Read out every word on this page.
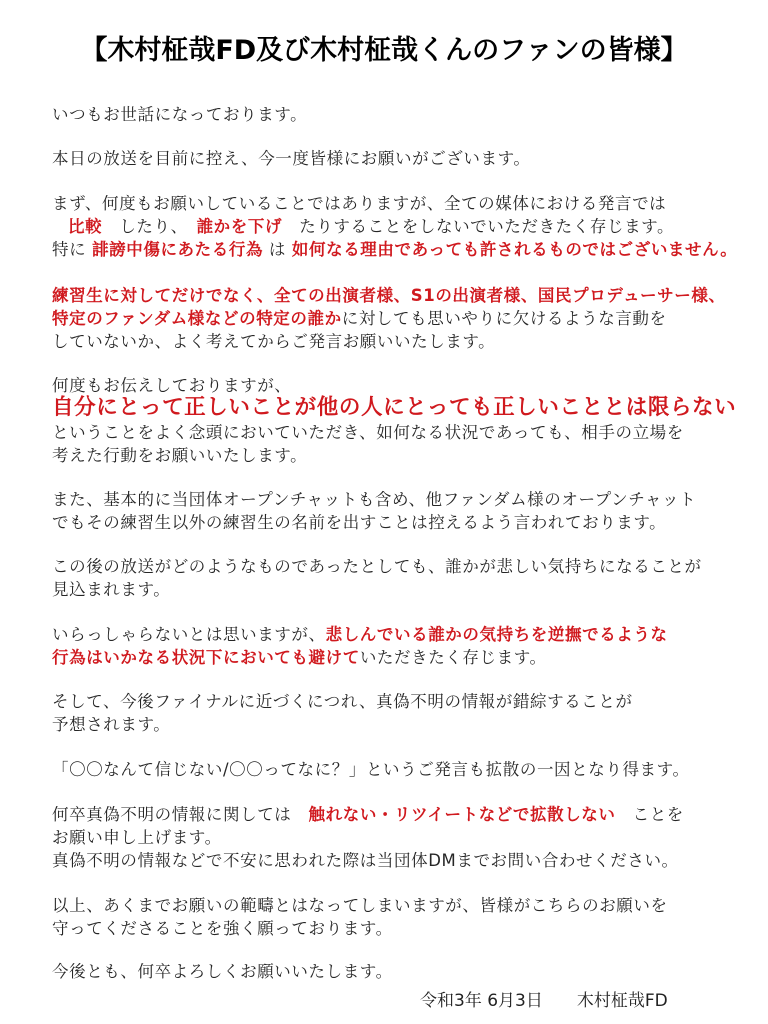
【木村柾哉FD及び木村柾哉くんのファンの皆様】
いつもお世話になっております。
本日の放送を目前に控え、今一度皆様にお願いがございます。
まず、何度もお願いしていることではありますが、全ての媒体における発言では
比較　 したり、　 誰かを下げ　 たりすることをしないでいただきたく存じます。
特に 誹謗中傷にあたる行為 は 如何なる理由であっても許されるものではございません。
練習生に対してだけでなく、全ての出演者様、S1の出演者様、国民プロデューサー様、
特定のファンダム様などの特定の誰かに対しても思いやりに欠けるような言動を
していないか、よく考えてからご発言お願いいたします。
何度もお伝えしておりますが、
自分にとって正しいことが他の人にとっても正しいこととは限らない
ということをよく念頭においていただき、如何なる状況であっても、相手の立場を
考えた行動をお願いいたします。
また、基本的に当団体オープンチャットも含め、他ファンダム様のオープンチャット
でもその練習生以外の練習生の名前を出すことは控えるよう言われております。
この後の放送がどのようなものであったとしても、誰かが悲しい気持ちになることが
見込まれます。
いらっしゃらないとは思いますが、悲しんでいる誰かの気持ちを逆撫でるような
行為はいかなる状況下においても避けていただきたく存じます。
そして、今後ファイナルに近づくにつれ、真偽不明の情報が錯綜することが
予想されます。
「〇〇なんて信じない/〇〇ってなに？」というご発言も拡散の一因となり得ます。
何卒真偽不明の情報に関しては　 触れない・リツイートなどで拡散しない　 ことを
お願い申し上げます。
真偽不明の情報などで不安に思われた際は当団体DMまでお問い合わせください。
以上、あくまでお願いの範疇とはなってしまいますが、皆様がこちらのお願いを
守ってくださることを強く願っております。
今後とも、何卒よろしくお願いいたします。
令和3年 6月3日　　 木村柾哉FD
——
▶ **What the task requires**
Every line of text is to be repeated exactly; pictures are left out.

▶ **Exercise answer**
Read out every word on this page.
【木村柾哉FD及び木村柾哉くんのファンの皆様】
いつもお世話になっております。
本日の放送を目前に控え、今一度皆様にお願いがございます。
まず、何度もお願いしていることではありますが、全ての媒体における発言では
比較　 したり、　 誰かを下げ　 たりすることをしないでいただきたく存じます。
特に 誹謗中傷にあたる行為 は 如何なる理由であっても許されるものではございません。
練習生に対してだけでなく、全ての出演者様、S1の出演者様、国民プロデューサー様、
特定のファンダム様などの特定の誰かに対しても思いやりに欠けるような言動を
していないか、よく考えてからご発言お願いいたします。
何度もお伝えしておりますが、
自分にとって正しいことが他の人にとっても正しいこととは限らない
ということをよく念頭においていただき、如何なる状況であっても、相手の立場を
考えた行動をお願いいたします。
また、基本的に当団体オープンチャットも含め、他ファンダム様のオープンチャット
でもその練習生以外の練習生の名前を出すことは控えるよう言われております。
この後の放送がどのようなものであったとしても、誰かが悲しい気持ちになることが
見込まれます。
いらっしゃらないとは思いますが、悲しんでいる誰かの気持ちを逆撫でるような
行為はいかなる状況下においても避けていただきたく存じます。
そして、今後ファイナルに近づくにつれ、真偽不明の情報が錯綜することが
予想されます。
「〇〇なんて信じない/〇〇ってなに？」というご発言も拡散の一因となり得ます。
何卒真偽不明の情報に関しては　 触れない・リツイートなどで拡散しない　 ことを
お願い申し上げます。
真偽不明の情報などで不安に思われた際は当団体DMまでお問い合わせください。
以上、あくまでお願いの範疇とはなってしまいますが、皆様がこちらのお願いを
守ってくださることを強く願っております。
今後とも、何卒よろしくお願いいたします。
令和3年 6月3日　　 木村柾哉FD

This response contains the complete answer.